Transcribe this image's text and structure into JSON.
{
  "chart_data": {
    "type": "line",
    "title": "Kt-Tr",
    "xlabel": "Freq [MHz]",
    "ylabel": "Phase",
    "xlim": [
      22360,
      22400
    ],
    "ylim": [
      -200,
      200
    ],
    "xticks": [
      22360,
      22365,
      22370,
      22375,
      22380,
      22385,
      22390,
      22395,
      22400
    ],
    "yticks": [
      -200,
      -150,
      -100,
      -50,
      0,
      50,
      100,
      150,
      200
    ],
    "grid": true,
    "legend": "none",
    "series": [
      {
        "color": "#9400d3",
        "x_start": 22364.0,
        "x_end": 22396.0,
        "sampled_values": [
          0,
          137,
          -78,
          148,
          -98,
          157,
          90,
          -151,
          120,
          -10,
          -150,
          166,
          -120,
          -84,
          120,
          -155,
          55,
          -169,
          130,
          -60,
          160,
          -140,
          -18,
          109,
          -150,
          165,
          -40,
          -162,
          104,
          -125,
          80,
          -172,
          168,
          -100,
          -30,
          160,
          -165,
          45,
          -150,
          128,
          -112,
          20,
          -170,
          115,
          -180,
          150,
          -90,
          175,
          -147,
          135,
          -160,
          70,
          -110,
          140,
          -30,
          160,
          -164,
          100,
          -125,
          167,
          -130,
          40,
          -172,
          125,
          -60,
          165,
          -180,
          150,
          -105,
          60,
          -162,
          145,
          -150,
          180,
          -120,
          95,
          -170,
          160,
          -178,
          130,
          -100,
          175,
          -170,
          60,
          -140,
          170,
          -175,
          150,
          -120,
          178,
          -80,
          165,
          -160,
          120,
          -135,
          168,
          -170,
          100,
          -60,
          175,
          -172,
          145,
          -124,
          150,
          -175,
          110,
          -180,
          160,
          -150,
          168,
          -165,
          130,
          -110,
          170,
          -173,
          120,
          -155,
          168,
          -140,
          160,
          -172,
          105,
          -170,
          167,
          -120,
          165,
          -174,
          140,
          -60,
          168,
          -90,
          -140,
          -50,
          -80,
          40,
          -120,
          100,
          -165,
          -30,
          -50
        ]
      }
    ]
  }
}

§ **Aim**
From the records above, extract everything verbatim.

§ **Full output**
Transcribe this image's text and structure into JSON.
{
  "chart_data": {
    "type": "line",
    "title": "Kt-Tr",
    "xlabel": "Freq [MHz]",
    "ylabel": "Phase",
    "xlim": [
      22360,
      22400
    ],
    "ylim": [
      -200,
      200
    ],
    "xticks": [
      22360,
      22365,
      22370,
      22375,
      22380,
      22385,
      22390,
      22395,
      22400
    ],
    "yticks": [
      -200,
      -150,
      -100,
      -50,
      0,
      50,
      100,
      150,
      200
    ],
    "grid": true,
    "legend": "none",
    "series": [
      {
        "color": "#9400d3",
        "x_start": 22364.0,
        "x_end": 22396.0,
        "sampled_values": [
          0,
          137,
          -78,
          148,
          -98,
          157,
          90,
          -151,
          120,
          -10,
          -150,
          166,
          -120,
          -84,
          120,
          -155,
          55,
          -169,
          130,
          -60,
          160,
          -140,
          -18,
          109,
          -150,
          165,
          -40,
          -162,
          104,
          -125,
          80,
          -172,
          168,
          -100,
          -30,
          160,
          -165,
          45,
          -150,
          128,
          -112,
          20,
          -170,
          115,
          -180,
          150,
          -90,
          175,
          -147,
          135,
          -160,
          70,
          -110,
          140,
          -30,
          160,
          -164,
          100,
          -125,
          167,
          -130,
          40,
          -172,
          125,
          -60,
          165,
          -180,
          150,
          -105,
          60,
          -162,
          145,
          -150,
          180,
          -120,
          95,
          -170,
          160,
          -178,
          130,
          -100,
          175,
          -170,
          60,
          -140,
          170,
          -175,
          150,
          -120,
          178,
          -80,
          165,
          -160,
          120,
          -135,
          168,
          -170,
          100,
          -60,
          175,
          -172,
          145,
          -124,
          150,
          -175,
          110,
          -180,
          160,
          -150,
          168,
          -165,
          130,
          -110,
          170,
          -173,
          120,
          -155,
          168,
          -140,
          160,
          -172,
          105,
          -170,
          167,
          -120,
          165,
          -174,
          140,
          -60,
          168,
          -90,
          -140,
          -50,
          -80,
          40,
          -120,
          100,
          -165,
          -30,
          -50
        ]
      }
    ]
  }
}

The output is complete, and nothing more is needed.